Written task: Copy all the entries below exactly, but not the pictures.

------------------------------------------------------------

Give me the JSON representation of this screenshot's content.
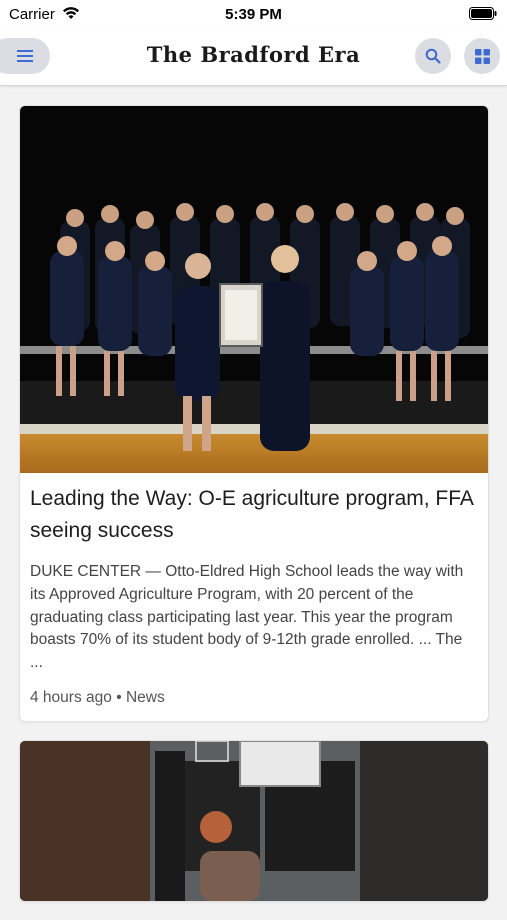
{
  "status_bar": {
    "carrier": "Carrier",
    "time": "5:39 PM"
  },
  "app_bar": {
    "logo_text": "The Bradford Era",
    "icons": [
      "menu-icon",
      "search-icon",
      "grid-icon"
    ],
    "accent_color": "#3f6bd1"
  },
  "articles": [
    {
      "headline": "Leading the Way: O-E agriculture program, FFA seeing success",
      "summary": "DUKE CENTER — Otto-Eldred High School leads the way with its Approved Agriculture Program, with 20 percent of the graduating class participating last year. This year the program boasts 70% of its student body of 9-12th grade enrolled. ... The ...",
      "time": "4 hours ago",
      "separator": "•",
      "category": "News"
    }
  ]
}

------------------------------------------------------------

Correct result:
Give me the JSON representation of this screenshot's content.
{
  "status_bar": {
    "carrier": "Carrier",
    "time": "5:39 PM"
  },
  "app_bar": {
    "logo_text": "The Bradford Era",
    "icons": [
      "menu-icon",
      "search-icon",
      "grid-icon"
    ],
    "accent_color": "#3f6bd1"
  },
  "articles": [
    {
      "headline": "Leading the Way: O-E agriculture program, FFA seeing success",
      "summary": "DUKE CENTER — Otto-Eldred High School leads the way with its Approved Agriculture Program, with 20 percent of the graduating class participating last year. This year the program boasts 70% of its student body of 9-12th grade enrolled. ... The ...",
      "time": "4 hours ago",
      "separator": "•",
      "category": "News"
    }
  ]
}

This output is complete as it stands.